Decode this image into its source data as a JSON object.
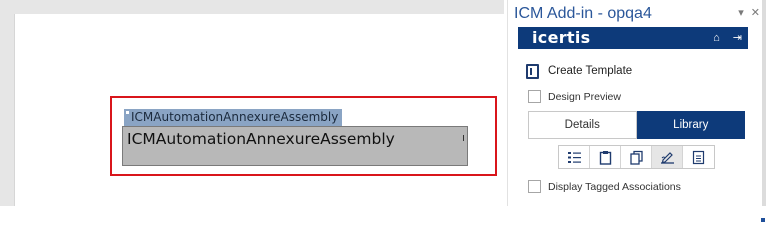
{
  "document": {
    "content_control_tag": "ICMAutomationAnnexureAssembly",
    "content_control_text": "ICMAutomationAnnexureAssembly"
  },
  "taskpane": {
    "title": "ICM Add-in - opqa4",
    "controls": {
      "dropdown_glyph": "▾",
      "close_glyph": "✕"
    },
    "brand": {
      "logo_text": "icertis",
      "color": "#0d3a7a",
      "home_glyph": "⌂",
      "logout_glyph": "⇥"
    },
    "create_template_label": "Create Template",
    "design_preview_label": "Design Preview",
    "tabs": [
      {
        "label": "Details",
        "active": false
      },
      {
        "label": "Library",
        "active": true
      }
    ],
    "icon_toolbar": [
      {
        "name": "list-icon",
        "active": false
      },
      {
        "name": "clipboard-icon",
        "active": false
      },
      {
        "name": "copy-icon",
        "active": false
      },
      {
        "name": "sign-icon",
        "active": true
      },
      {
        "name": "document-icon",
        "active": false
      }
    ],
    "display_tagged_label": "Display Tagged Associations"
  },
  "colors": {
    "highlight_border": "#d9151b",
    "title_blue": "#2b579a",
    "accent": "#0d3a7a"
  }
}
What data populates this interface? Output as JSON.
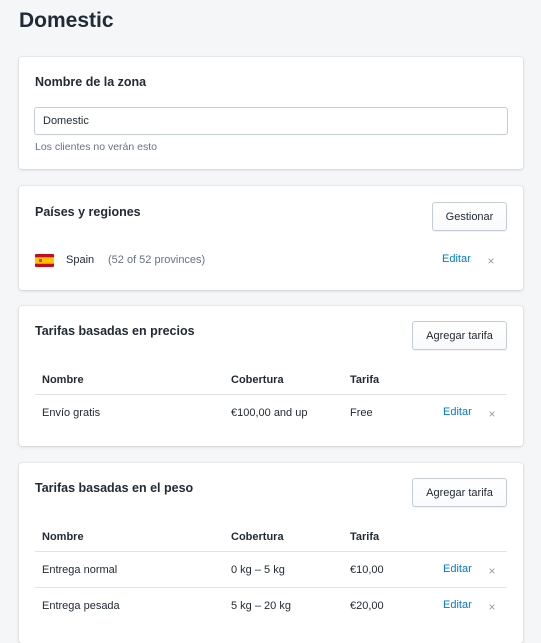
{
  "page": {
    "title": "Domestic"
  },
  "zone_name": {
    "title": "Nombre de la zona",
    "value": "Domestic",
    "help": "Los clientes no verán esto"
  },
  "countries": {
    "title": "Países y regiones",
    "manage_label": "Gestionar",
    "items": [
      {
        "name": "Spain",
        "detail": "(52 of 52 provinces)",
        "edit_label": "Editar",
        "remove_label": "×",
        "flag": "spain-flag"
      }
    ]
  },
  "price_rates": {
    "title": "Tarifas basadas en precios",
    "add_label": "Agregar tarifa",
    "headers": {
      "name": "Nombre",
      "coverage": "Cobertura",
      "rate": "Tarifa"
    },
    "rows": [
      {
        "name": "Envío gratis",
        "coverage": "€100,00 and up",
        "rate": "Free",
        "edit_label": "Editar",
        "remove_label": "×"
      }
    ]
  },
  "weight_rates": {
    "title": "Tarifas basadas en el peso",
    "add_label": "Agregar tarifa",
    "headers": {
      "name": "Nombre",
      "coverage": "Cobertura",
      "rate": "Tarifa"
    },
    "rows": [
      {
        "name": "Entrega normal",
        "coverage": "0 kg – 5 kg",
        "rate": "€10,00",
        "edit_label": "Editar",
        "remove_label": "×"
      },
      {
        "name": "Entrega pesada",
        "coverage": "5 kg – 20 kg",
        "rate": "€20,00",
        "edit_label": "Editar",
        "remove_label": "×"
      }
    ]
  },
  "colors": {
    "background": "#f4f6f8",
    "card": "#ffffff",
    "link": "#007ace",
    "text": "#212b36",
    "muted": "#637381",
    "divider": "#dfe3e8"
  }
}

· · · ·

STATED PROBLEM:
Copy every record above exactly, leaving out any pictures.

OUTPUT:
Decode this image into its source data as a JSON object.
{
  "document": {
    "content_control_tag": "ICMAutomationAnnexureAssembly",
    "content_control_text": "ICMAutomationAnnexureAssembly"
  },
  "taskpane": {
    "title": "ICM Add-in - opqa4",
    "controls": {
      "dropdown_glyph": "▾",
      "close_glyph": "✕"
    },
    "brand": {
      "logo_text": "icertis",
      "color": "#0d3a7a",
      "home_glyph": "⌂",
      "logout_glyph": "⇥"
    },
    "create_template_label": "Create Template",
    "design_preview_label": "Design Preview",
    "tabs": [
      {
        "label": "Details",
        "active": false
      },
      {
        "label": "Library",
        "active": true
      }
    ],
    "icon_toolbar": [
      {
        "name": "list-icon",
        "active": false
      },
      {
        "name": "clipboard-icon",
        "active": false
      },
      {
        "name": "copy-icon",
        "active": false
      },
      {
        "name": "sign-icon",
        "active": true
      },
      {
        "name": "document-icon",
        "active": false
      }
    ],
    "display_tagged_label": "Display Tagged Associations"
  },
  "colors": {
    "highlight_border": "#d9151b",
    "title_blue": "#2b579a",
    "accent": "#0d3a7a"
  }
}
What data populates this interface? Output as JSON.
{
  "page": {
    "title": "Domestic"
  },
  "zone_name": {
    "title": "Nombre de la zona",
    "value": "Domestic",
    "help": "Los clientes no verán esto"
  },
  "countries": {
    "title": "Países y regiones",
    "manage_label": "Gestionar",
    "items": [
      {
        "name": "Spain",
        "detail": "(52 of 52 provinces)",
        "edit_label": "Editar",
        "remove_label": "×",
        "flag": "spain-flag"
      }
    ]
  },
  "price_rates": {
    "title": "Tarifas basadas en precios",
    "add_label": "Agregar tarifa",
    "headers": {
      "name": "Nombre",
      "coverage": "Cobertura",
      "rate": "Tarifa"
    },
    "rows": [
      {
        "name": "Envío gratis",
        "coverage": "€100,00 and up",
        "rate": "Free",
        "edit_label": "Editar",
        "remove_label": "×"
      }
    ]
  },
  "weight_rates": {
    "title": "Tarifas basadas en el peso",
    "add_label": "Agregar tarifa",
    "headers": {
      "name": "Nombre",
      "coverage": "Cobertura",
      "rate": "Tarifa"
    },
    "rows": [
      {
        "name": "Entrega normal",
        "coverage": "0 kg – 5 kg",
        "rate": "€10,00",
        "edit_label": "Editar",
        "remove_label": "×"
      },
      {
        "name": "Entrega pesada",
        "coverage": "5 kg – 20 kg",
        "rate": "€20,00",
        "edit_label": "Editar",
        "remove_label": "×"
      }
    ]
  },
  "colors": {
    "background": "#f4f6f8",
    "card": "#ffffff",
    "link": "#007ace",
    "text": "#212b36",
    "muted": "#637381",
    "divider": "#dfe3e8"
  }
}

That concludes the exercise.